Supplied information »
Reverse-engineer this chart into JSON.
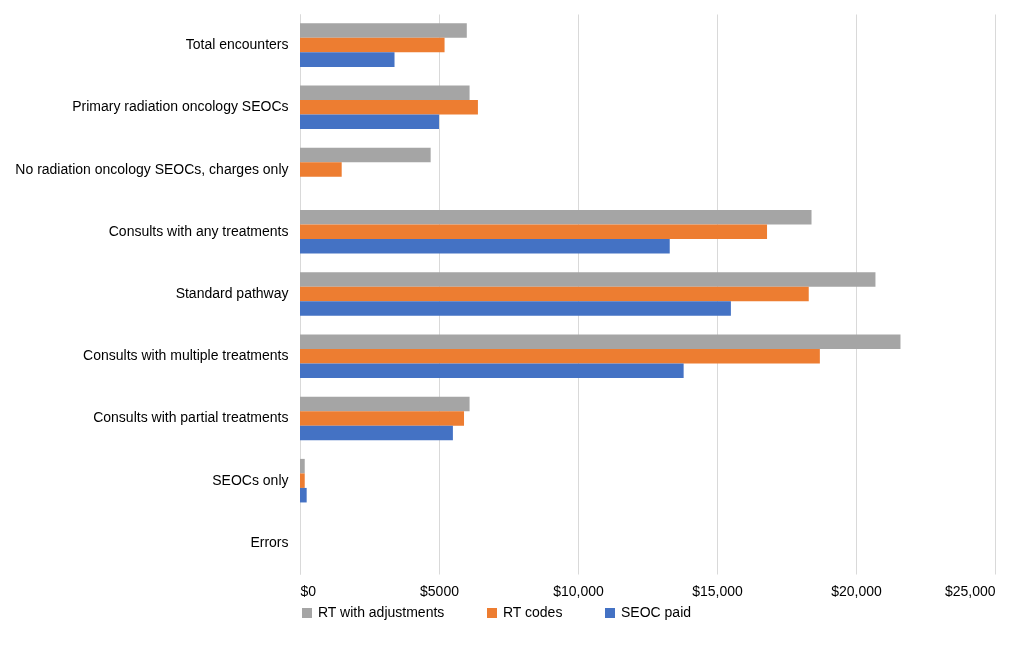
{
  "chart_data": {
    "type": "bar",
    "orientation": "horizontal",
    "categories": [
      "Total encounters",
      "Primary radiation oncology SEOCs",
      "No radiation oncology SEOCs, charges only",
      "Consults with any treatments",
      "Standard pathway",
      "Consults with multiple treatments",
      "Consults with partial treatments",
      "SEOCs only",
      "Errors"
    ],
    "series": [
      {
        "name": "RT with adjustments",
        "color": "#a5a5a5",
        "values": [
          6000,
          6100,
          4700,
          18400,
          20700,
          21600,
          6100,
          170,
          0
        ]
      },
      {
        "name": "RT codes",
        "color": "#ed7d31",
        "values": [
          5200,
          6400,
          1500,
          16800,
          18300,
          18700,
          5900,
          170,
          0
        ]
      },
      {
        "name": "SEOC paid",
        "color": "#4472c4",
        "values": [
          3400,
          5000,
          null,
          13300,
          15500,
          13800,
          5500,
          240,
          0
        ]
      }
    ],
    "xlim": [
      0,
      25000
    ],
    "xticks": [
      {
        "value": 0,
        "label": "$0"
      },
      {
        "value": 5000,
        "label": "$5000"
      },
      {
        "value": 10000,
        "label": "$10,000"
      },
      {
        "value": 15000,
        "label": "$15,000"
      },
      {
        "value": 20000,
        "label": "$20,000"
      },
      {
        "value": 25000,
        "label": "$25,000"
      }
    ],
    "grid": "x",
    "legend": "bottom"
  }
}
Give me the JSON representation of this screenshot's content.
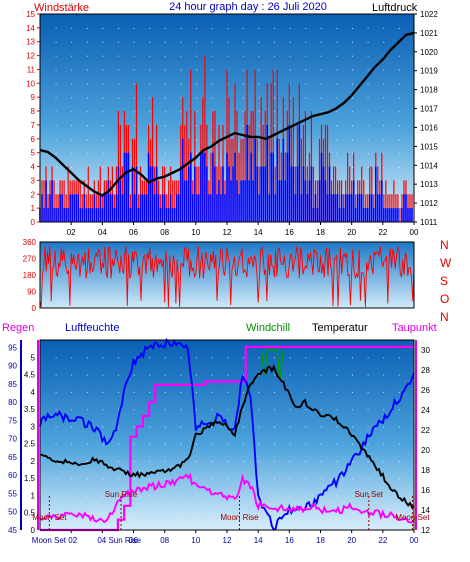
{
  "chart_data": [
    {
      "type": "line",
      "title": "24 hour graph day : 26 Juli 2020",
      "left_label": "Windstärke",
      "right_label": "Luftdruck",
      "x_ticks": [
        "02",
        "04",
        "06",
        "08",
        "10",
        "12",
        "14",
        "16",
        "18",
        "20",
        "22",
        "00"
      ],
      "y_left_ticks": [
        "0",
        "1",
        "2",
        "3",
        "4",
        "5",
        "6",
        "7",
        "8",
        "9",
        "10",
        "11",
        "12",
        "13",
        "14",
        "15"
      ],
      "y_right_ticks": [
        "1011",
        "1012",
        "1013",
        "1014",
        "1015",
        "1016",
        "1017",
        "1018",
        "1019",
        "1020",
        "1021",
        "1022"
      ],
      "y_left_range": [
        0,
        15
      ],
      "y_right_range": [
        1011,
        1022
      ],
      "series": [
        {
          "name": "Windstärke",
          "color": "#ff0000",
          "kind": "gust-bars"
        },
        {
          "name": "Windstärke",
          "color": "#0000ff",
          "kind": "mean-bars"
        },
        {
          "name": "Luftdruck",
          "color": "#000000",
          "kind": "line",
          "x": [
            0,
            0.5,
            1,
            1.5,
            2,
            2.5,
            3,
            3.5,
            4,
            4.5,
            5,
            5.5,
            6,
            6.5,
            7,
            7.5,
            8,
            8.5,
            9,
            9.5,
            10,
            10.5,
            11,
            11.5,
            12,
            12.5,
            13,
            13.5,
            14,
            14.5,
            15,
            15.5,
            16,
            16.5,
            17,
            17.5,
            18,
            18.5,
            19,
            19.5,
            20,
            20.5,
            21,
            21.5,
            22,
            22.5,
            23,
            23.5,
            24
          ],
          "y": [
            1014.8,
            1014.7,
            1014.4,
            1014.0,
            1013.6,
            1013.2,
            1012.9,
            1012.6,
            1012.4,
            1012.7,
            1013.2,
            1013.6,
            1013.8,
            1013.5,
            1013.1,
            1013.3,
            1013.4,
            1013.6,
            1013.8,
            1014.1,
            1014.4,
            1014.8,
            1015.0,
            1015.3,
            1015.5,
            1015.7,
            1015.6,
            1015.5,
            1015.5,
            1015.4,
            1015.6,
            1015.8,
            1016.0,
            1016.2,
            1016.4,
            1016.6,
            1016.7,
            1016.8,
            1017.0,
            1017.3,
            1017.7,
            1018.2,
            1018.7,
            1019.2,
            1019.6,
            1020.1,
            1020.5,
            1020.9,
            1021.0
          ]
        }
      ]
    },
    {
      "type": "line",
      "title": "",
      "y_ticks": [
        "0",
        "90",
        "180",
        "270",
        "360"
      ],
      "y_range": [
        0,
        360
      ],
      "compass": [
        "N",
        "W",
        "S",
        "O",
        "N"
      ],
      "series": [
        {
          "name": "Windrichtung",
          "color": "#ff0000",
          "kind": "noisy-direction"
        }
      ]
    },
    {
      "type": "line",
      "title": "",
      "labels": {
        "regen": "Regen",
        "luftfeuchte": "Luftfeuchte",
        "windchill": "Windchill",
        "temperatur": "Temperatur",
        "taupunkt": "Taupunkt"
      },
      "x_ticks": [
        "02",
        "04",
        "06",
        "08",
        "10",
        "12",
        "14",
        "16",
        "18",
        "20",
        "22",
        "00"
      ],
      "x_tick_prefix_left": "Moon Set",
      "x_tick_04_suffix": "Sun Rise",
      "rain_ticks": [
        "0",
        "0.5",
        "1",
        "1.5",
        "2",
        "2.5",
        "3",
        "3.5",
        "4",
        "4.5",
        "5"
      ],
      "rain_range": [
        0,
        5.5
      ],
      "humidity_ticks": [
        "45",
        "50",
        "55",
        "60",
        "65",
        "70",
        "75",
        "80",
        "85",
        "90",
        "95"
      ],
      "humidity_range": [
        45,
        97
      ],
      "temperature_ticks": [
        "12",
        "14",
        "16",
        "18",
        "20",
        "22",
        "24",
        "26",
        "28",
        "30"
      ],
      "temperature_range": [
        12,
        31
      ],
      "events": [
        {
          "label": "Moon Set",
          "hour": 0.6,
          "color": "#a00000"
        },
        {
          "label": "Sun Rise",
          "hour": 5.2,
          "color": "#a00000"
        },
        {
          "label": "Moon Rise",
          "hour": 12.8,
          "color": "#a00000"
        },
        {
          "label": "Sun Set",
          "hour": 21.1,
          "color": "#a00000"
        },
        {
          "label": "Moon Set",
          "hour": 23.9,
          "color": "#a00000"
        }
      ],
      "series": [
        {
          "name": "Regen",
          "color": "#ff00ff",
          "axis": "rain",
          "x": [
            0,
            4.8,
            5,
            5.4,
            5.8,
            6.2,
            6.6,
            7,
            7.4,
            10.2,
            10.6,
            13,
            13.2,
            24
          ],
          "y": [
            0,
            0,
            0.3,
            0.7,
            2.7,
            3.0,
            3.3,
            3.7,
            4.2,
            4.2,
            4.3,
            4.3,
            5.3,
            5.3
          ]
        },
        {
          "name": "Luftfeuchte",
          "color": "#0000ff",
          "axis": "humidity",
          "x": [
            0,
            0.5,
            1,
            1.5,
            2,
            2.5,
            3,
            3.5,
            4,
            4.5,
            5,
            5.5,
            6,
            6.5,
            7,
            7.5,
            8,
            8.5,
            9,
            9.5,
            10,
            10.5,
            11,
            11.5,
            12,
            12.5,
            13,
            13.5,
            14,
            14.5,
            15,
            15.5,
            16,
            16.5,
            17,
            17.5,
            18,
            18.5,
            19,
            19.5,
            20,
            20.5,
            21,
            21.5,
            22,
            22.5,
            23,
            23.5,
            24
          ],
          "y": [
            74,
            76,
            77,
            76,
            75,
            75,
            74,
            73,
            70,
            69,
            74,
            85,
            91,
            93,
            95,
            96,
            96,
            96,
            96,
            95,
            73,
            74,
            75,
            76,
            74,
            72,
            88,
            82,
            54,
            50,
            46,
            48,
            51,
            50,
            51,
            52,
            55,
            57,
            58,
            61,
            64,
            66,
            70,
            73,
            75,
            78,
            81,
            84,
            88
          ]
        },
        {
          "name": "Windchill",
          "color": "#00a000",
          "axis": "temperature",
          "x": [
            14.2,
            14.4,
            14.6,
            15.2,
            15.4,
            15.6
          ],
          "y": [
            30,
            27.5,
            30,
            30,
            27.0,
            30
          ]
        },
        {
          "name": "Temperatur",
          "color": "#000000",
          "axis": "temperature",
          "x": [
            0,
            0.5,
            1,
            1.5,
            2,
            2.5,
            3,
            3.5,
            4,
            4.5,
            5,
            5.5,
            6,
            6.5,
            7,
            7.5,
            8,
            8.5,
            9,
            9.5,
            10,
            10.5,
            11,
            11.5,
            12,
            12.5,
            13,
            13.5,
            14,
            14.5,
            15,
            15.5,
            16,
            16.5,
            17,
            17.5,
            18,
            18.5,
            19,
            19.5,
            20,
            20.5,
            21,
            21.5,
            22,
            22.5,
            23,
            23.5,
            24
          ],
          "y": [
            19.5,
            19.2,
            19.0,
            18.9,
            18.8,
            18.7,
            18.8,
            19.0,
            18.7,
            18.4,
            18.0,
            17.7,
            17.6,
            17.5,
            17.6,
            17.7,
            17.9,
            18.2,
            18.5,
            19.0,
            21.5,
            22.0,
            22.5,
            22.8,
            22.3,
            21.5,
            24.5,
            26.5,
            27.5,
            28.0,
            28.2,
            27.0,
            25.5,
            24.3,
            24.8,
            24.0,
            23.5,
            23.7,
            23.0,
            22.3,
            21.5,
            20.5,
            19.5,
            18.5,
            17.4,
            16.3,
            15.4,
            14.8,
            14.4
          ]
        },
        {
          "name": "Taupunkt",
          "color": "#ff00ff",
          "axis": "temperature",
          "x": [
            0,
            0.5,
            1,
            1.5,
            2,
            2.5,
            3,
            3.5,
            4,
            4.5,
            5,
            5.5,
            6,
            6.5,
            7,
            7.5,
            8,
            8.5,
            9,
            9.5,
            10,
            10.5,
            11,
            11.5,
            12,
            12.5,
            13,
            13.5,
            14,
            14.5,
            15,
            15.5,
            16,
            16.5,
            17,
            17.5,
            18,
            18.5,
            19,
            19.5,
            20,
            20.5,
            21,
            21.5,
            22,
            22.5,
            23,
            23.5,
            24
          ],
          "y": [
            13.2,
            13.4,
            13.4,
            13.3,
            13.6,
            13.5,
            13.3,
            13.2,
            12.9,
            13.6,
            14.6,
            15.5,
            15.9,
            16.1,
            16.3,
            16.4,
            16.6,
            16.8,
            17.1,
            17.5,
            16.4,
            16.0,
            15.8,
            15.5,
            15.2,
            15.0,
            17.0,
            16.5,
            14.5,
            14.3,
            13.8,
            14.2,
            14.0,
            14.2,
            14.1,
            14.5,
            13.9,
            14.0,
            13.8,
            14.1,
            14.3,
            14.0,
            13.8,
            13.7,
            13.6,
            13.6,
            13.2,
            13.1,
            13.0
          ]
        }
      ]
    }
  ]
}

Stated task »
Tally up the lines in the preceding listing that contain the string "kind". Respond with the number and nothing else.

Full solution »
4